• 节选原文:
有一种U盘病毒感染计算机后,并不是破坏性地全盘感染应用程序,而是使文件夹全部变成“.exe”可执行程序,这就是“文件夹.EXE”病毒!
运行 命令『“文件夹.EXE”』
病毒名称:“文件夹.EXE”病毒;
病毒别称:Worm.Win32.AutoRun.soq;
病毒类型:蠕虫;
病毒长度:1,415,094 字节;
病毒 MD5:afb08df3fef57788d839bc02f14b2159
危害等级:★★★
感染系统:Windows 系统。
开发工具:《E语言》
“文件夹.EXE”病毒行为分析:
“文件夹.EXE”病毒主要通过可移动磁盘传播。就拿U盘为例,一个干净的U盘或者未感染的U盘插入已被“文件夹.EXE”病毒感染的计算机主机USB接口上以后,病毒会在U盘根目录下生成病毒脚本安装文件“autorun.inf”和伪装文件夹的病毒程序“”、“ .exe”、“ .exe”、“ .exe”。
很显然,“文件夹.EXE”的传播程序“”的文件名称是在模仿回收站的文件夹“Recycler”,两者名称上就相差一个字母“r”。回收站的文件夹“RECYCLER”只有在NTFS格式文件系统的磁盘分区根目录下才会出现,该文件夹内存储着各个用户的回收站。

• 任务说明:
A) 根据“文件夹.EXE”病毒介绍回答：
(i) 该病毒属于哪种类型？
(ii) 该病毒是用什么开发工具编写的？
(iii) 回收站文件夹“RECYCLER”只在哪种格式文件系统的磁盘分区根目录下出现？
B) 请从“文件夹.EXE”病毒介绍的最后一句之后接着续写。
后面附的资料用不到。

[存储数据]
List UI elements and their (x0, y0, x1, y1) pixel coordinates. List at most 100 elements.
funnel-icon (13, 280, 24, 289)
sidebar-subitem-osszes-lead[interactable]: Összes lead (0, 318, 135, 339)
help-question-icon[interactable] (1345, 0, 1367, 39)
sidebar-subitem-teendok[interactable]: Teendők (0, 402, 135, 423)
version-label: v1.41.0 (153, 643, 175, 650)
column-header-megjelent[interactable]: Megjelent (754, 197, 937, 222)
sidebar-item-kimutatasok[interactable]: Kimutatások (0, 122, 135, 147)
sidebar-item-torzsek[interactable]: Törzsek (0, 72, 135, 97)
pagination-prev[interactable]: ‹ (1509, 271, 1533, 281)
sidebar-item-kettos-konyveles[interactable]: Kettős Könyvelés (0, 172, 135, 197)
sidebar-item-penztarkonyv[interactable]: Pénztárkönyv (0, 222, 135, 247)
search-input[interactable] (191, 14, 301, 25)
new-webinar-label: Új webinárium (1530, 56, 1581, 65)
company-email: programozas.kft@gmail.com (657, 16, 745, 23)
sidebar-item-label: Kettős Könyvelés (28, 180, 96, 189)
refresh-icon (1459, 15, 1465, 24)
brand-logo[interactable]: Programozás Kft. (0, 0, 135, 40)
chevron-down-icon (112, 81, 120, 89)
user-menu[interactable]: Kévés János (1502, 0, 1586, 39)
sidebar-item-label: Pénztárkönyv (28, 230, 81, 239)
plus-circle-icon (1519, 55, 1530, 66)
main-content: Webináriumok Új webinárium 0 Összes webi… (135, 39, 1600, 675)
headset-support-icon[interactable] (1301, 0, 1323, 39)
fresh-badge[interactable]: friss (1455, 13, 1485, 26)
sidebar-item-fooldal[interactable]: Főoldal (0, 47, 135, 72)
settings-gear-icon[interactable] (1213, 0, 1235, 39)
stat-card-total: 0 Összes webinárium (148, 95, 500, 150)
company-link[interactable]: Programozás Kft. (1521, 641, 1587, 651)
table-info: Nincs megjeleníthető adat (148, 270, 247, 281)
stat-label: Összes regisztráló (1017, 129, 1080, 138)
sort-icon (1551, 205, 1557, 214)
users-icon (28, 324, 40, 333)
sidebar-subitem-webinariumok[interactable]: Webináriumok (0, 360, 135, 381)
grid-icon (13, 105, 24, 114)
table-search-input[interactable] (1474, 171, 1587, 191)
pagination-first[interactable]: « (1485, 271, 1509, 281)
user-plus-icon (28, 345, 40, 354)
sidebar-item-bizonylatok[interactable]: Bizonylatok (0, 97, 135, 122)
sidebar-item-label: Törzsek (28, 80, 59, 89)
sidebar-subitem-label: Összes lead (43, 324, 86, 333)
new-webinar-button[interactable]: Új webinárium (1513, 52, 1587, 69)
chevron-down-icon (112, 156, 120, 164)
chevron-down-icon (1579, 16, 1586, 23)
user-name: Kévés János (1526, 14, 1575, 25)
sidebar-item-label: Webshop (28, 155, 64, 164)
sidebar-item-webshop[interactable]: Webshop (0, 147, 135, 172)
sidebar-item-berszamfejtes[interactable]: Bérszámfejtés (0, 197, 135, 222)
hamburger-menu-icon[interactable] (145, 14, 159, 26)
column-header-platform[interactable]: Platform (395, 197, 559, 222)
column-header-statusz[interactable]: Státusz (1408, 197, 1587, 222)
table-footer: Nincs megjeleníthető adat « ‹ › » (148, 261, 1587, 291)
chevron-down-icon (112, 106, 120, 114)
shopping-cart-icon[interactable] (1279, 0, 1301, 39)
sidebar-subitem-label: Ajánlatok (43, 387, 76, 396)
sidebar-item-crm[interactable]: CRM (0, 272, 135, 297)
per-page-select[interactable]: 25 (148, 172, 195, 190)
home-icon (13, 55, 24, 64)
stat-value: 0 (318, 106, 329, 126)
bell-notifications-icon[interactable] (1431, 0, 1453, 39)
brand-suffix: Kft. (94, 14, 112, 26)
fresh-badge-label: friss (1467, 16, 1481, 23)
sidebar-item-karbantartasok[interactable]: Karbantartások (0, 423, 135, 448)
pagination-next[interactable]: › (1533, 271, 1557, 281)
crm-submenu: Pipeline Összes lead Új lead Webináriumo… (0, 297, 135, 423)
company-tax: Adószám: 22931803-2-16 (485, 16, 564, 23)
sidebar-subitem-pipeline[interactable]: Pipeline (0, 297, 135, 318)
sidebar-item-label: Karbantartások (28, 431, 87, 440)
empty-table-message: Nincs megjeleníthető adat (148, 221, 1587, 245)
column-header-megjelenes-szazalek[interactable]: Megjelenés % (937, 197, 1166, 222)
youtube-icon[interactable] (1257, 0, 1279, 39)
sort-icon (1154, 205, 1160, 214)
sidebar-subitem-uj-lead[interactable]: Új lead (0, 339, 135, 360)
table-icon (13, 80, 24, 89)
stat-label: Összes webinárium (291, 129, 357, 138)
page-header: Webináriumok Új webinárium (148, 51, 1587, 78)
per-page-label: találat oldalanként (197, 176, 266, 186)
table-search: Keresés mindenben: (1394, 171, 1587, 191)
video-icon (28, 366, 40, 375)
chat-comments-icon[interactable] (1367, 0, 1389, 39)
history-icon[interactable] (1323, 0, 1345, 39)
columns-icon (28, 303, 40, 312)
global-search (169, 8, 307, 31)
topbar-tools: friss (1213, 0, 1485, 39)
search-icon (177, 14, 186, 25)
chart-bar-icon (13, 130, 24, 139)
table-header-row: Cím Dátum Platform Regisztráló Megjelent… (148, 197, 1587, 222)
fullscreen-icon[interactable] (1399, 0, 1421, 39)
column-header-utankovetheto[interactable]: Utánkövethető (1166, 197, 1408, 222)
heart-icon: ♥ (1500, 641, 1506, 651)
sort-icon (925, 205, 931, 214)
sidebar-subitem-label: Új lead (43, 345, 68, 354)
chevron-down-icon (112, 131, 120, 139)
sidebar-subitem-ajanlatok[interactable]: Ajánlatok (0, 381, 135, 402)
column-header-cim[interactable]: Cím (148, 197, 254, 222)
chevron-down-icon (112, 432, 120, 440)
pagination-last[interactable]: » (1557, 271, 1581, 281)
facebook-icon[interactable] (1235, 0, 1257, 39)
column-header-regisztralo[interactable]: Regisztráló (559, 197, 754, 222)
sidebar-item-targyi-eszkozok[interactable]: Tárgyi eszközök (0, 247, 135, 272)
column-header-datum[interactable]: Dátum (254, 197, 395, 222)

• 各题答案:
A)
(i) 蠕虫。
(ii) 《E语言》。
(iii) NTFS格式文件系统。

B)
如图,这是打开“文件夹.EXE”的配置文件“autorun.inf”显示的文件命令,意思是访问该驱动器磁盘分区后自动执行病毒程序“”,也就是说“”是“文件夹.EXE”的病毒样本。
被“文件夹.EXE”病毒感染的U盘再插入到正常的计算机主机USB接口上以后,只要受害者一打开访问U盘,便会感染到计算机上。由于该病毒变种较多,所以绕过了许多杀毒软件的眼睛。
首先会获取要感染计算机的用户临时文件目录,获取后会在这个用户的临时文件夹“C:\Documents and Settings\Administrator(受害者的用户名)\Local Settings\Temp”目录下创建一个名称为“E_N4”的文件夹,并在其目录下释放9个病毒组件,分别是“cnvpe.fne”、“dp1.fne”、“eAPI.fne”、“HtmlView.fne”、“internet.fne”、“krnln.fnr”、“shell.fne”、“spec.fne”,这些扩展名为“.fne”文件均为“只读”、“系统”和“隐藏”的文件属性。
文件夹“E_N4”是“E语言(即“易语言”)”程序运行时才会产生的临时文件夹,而后缀名为“.fne”的程序是“E语言”的支持库文件,不过是已经编译好的,也就是改了扩展名以后的动态链接库文件“.dll”,由此可以证明“文件夹.EXE”病毒是使用《易语言》编写的。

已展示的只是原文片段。